#### Given information
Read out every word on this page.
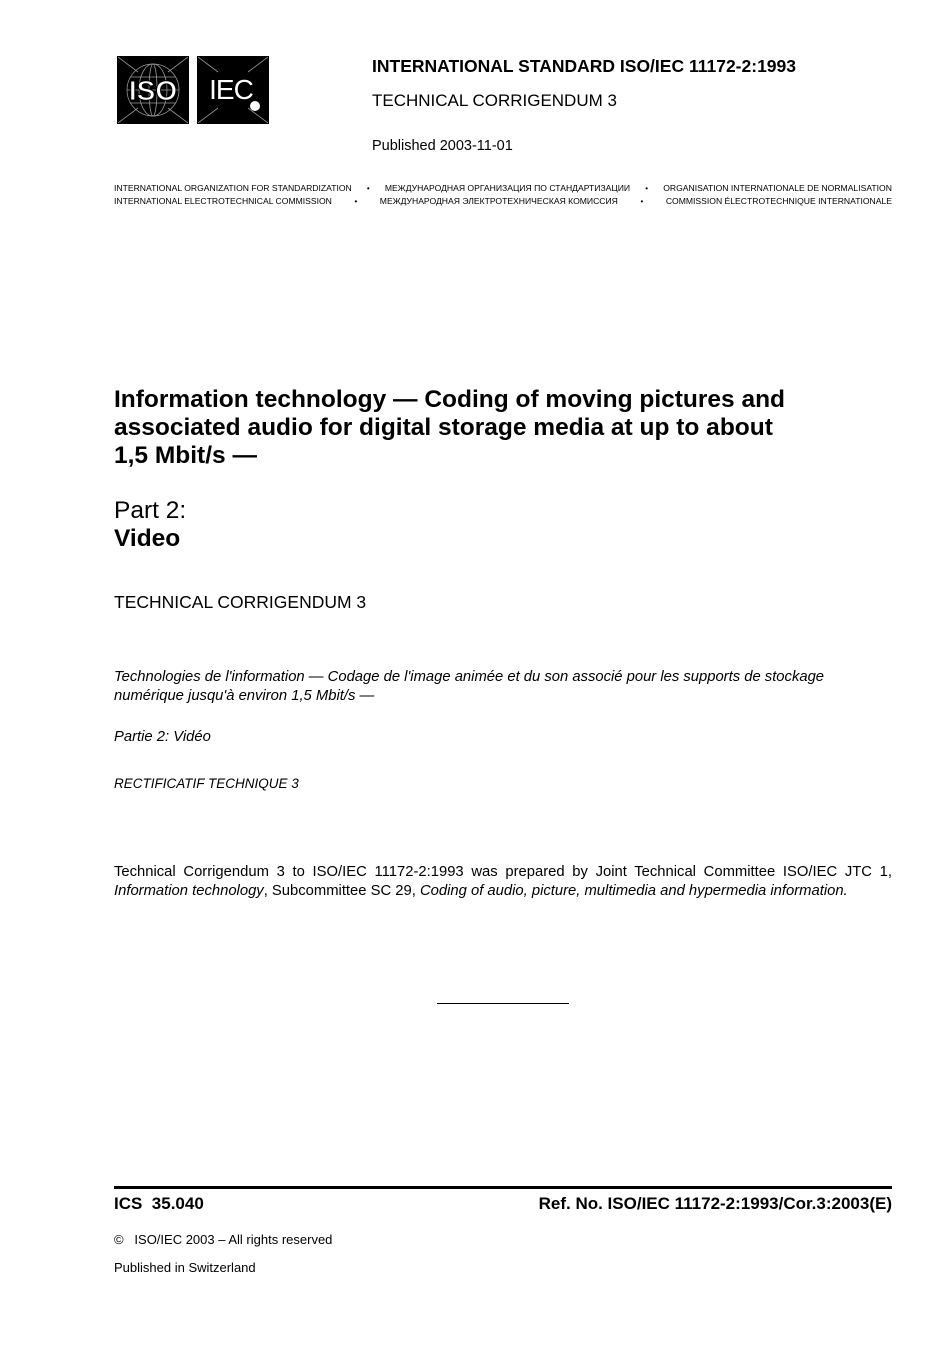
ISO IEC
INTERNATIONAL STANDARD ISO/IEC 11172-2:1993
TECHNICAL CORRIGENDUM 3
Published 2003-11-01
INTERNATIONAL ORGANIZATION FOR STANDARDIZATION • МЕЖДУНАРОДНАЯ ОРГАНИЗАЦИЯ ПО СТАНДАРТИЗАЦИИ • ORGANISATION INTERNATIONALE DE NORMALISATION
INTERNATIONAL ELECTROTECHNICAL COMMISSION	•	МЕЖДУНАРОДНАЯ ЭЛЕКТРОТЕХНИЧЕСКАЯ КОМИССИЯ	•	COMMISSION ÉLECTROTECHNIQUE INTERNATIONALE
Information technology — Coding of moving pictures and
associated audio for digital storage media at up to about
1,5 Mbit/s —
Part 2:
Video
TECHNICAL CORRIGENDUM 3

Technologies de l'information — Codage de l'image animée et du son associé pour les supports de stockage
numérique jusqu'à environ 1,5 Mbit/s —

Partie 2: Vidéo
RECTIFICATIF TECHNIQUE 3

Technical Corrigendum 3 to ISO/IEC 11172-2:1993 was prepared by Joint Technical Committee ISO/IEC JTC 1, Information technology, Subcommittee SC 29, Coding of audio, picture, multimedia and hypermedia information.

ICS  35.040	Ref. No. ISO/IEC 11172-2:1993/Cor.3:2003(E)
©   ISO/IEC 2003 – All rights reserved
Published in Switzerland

...

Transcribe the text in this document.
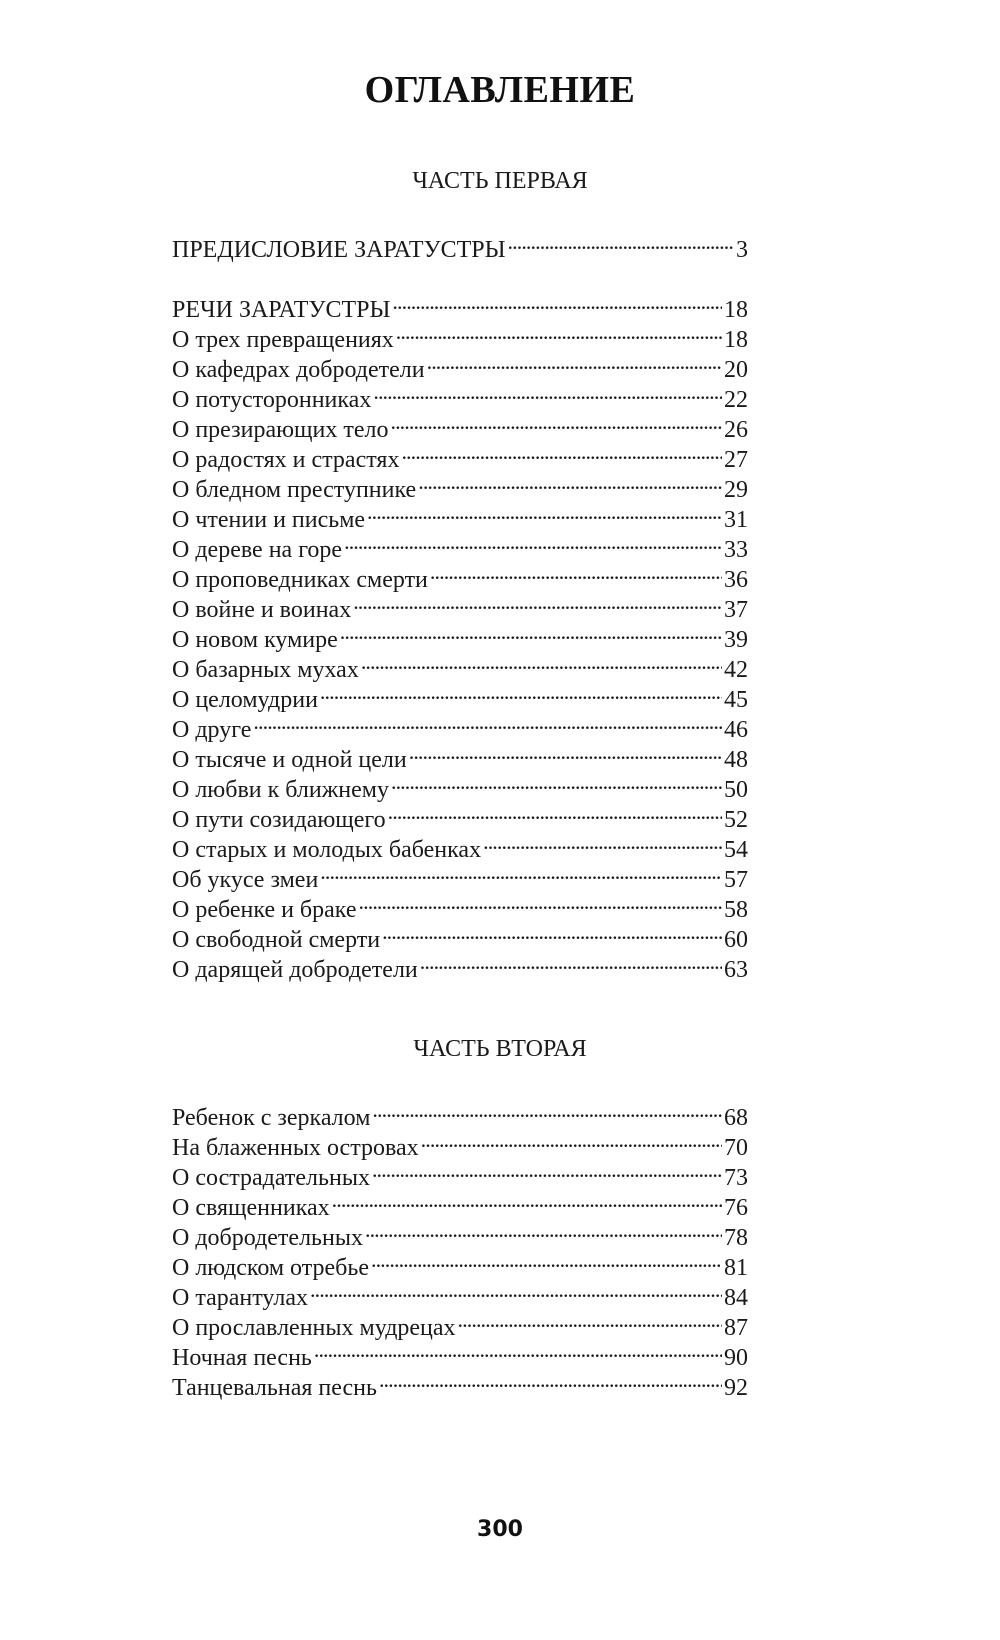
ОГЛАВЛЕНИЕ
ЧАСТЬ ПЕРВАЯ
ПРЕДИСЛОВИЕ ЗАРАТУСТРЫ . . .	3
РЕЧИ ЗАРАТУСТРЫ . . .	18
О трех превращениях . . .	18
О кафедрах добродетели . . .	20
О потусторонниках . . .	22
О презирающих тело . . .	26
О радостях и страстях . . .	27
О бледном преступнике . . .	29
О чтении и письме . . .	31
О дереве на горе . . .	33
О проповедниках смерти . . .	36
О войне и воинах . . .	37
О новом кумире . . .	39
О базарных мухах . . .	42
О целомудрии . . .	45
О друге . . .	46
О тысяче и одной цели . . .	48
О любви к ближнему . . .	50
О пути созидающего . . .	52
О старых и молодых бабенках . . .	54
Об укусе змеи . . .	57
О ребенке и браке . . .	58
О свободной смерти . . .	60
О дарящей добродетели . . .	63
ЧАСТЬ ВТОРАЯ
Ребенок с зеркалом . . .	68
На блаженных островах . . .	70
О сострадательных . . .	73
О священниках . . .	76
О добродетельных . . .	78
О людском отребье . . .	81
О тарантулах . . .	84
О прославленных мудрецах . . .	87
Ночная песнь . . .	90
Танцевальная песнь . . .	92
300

#### Challenge
From the listing, copy every line where the string "Mbit" appears.

#### Finished task
1,5 Mbit/s —
numérique jusqu'à environ 1,5 Mbit/s —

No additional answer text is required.